>> START Text segment

Abstract
We consider the problem of estimating the density of a random variable when precise measurements on the variable are not available, but replicated proxies contaminated with measurement error are available for sufficiently many subjects. Under the assumption of additive measurement errors this reduces to a problem of deconvolution of densities. Deconvolution methods often make restrictive and unrealistic assumptions about the density of interest and the distribution of measurement errors, e.g., normality and homoscedasticity and thus independence from the variable of interest. This article relaxes these assumptions and introduces novel Bayesian semiparametric methodology based on Dirichlet process mixture models for robust deconvolution of densities in the presence of conditionally heteroscedastic measurement errors. In particular, the models can adapt to asymmetry, heavy tails and multimodality. In simulation experiments, we show that our methods vastly outperform a recent Bayesian approach based on estimating the densities via mixtures of splines. We apply our methods to data from nutritional epidemiology. Even in the special case when the measurement errors are homoscedastic, our methodology is novel and dominates other methods that have been proposed previously. Additional simulation results, instructions on getting access to the data set and R programs implementing our methods are included as part of online supplemental materials.

>> END Text segment
>> START Provided records

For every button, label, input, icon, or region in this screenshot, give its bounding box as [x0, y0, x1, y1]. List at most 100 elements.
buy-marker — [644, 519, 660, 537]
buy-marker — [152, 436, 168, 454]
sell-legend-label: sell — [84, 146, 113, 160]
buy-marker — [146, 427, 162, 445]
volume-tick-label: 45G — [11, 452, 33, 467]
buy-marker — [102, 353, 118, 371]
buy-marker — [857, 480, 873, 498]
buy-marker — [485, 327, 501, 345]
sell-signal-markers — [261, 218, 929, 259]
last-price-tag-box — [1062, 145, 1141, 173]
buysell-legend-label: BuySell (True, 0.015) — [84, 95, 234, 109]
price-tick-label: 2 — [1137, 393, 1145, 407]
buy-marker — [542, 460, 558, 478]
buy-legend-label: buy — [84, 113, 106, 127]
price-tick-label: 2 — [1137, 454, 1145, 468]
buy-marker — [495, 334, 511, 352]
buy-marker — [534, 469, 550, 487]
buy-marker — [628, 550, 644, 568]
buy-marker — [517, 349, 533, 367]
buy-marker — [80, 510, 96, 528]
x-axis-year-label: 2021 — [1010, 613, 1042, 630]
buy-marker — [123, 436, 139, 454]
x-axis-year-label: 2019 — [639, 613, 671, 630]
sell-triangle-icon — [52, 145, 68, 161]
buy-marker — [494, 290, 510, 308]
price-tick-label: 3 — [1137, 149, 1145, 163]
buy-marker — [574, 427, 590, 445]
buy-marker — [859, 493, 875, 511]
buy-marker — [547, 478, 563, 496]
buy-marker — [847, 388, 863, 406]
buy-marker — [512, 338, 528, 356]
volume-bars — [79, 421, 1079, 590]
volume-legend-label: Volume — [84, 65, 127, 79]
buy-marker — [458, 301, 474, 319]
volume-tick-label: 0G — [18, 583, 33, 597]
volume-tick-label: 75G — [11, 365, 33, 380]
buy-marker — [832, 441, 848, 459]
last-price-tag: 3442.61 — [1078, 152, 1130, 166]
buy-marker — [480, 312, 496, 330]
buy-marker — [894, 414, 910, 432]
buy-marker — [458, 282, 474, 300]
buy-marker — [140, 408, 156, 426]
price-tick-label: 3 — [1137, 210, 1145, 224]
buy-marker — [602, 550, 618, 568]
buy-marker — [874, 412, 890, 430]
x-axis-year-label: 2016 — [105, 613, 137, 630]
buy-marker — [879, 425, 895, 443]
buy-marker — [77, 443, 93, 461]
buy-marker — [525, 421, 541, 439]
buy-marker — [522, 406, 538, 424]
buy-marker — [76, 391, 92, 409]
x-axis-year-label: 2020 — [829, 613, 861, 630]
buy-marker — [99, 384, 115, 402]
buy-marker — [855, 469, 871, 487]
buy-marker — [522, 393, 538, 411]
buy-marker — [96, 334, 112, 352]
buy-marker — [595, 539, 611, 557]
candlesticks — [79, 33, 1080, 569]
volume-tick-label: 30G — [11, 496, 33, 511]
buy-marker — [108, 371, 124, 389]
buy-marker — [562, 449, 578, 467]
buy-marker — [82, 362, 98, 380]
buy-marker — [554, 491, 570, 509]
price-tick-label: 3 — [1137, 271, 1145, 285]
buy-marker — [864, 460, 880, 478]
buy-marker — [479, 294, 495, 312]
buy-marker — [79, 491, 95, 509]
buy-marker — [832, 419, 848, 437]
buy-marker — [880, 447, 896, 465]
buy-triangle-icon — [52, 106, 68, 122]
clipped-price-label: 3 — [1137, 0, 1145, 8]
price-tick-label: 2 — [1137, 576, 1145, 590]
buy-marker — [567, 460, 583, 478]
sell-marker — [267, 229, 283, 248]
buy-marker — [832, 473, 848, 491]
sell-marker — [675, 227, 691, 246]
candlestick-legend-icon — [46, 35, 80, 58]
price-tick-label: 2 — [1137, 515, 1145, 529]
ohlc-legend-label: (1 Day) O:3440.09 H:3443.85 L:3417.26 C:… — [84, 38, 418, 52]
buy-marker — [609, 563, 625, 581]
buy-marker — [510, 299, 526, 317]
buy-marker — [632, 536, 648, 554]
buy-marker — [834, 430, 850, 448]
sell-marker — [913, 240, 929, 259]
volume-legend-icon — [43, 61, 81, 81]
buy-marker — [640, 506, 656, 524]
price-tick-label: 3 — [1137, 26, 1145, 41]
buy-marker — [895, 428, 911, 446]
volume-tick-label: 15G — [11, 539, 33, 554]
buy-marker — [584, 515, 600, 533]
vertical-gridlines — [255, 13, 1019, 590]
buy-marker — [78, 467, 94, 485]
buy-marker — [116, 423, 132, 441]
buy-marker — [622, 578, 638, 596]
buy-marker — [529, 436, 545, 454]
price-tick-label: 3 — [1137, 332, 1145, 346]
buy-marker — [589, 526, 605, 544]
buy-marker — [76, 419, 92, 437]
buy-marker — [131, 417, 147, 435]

>> END Provided records

Reproduce the abstract on density deconvolution with measurement errors in full, word for word. You can ignore the rows.

Abstract
We consider the problem of estimating the density of a random variable when precise measurements on the variable are not available, but replicated proxies contaminated with measurement error are available for sufficiently many subjects. Under the assumption of additive measurement errors this reduces to a problem of deconvolution of densities. Deconvolution methods often make restrictive and unrealistic assumptions about the density of interest and the distribution of measurement errors, e.g., normality and homoscedasticity and thus independence from the variable of interest. This article relaxes these assumptions and introduces novel Bayesian semiparametric methodology based on Dirichlet process mixture models for robust deconvolution of densities in the presence of conditionally heteroscedastic measurement errors. In particular, the models can adapt to asymmetry, heavy tails and multimodality. In simulation experiments, we show that our methods vastly outperform a recent Bayesian approach based on estimating the densities via mixtures of splines. We apply our methods to data from nutritional epidemiology. Even in the special case when the measurement errors are homoscedastic, our methodology is novel and dominates other methods that have been proposed previously. Additional simulation results, instructions on getting access to the data set and R programs implementing our methods are included as part of online supplemental materials.